— START OF INPUT FOR THIS TASK —

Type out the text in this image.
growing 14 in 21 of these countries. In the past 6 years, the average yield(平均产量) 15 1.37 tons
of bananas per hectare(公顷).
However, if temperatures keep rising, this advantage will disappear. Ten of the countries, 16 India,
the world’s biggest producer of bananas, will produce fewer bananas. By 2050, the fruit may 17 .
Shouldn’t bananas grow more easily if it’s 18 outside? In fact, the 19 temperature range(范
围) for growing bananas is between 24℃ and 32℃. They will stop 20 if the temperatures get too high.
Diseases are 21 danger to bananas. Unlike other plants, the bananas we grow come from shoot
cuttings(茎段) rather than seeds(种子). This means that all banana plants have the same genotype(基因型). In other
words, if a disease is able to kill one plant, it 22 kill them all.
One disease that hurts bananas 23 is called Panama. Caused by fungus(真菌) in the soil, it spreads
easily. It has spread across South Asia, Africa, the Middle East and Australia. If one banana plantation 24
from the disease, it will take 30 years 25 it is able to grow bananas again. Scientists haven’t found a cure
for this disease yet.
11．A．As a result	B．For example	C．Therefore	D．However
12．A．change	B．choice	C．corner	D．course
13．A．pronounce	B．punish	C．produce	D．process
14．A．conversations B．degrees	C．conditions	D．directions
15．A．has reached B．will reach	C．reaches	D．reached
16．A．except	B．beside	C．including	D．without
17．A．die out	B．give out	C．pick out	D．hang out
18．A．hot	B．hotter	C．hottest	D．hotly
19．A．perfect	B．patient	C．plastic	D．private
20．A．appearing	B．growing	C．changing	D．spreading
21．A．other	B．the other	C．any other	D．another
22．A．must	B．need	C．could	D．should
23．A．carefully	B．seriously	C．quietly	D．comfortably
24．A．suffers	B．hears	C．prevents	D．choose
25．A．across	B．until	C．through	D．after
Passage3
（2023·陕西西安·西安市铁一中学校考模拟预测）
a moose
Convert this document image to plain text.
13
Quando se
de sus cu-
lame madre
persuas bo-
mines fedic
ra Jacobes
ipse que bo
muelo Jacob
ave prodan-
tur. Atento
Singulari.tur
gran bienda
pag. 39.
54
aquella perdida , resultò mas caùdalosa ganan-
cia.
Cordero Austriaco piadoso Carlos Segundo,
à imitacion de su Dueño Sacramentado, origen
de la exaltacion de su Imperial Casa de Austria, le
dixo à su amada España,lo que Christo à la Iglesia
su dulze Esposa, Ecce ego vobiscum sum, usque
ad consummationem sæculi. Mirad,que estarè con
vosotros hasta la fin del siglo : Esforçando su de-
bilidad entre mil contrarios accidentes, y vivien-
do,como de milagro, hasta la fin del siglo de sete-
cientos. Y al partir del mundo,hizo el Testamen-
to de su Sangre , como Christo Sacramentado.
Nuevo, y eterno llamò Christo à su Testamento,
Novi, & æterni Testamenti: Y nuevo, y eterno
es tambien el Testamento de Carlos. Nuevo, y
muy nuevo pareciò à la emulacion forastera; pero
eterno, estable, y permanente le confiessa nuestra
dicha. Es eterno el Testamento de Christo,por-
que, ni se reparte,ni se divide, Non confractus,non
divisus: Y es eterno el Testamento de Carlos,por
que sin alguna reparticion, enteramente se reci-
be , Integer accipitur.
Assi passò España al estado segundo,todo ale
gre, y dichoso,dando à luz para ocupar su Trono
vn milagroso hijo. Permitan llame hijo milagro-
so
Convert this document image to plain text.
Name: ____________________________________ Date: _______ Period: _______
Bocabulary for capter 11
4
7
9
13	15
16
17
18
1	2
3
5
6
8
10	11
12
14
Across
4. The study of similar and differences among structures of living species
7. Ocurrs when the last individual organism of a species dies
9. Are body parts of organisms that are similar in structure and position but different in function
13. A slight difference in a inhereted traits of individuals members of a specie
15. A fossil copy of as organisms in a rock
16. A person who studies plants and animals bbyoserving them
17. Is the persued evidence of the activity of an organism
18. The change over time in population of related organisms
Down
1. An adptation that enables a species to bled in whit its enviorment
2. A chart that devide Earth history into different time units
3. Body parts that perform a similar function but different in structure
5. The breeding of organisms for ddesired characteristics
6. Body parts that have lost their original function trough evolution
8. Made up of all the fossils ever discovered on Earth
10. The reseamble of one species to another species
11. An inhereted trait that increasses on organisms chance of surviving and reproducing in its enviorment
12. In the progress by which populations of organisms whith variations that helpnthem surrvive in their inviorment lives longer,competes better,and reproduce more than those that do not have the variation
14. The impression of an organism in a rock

— END OF INPUT FOR THIS TASK —

Look over the listing above. Pick out and copy every line that includes "inhereted".

13. A slight difference in a inhereted traits of individuals members of a specie
11. An inhereted trait that increasses on organisms chance of surviving and reproducing in its enviorment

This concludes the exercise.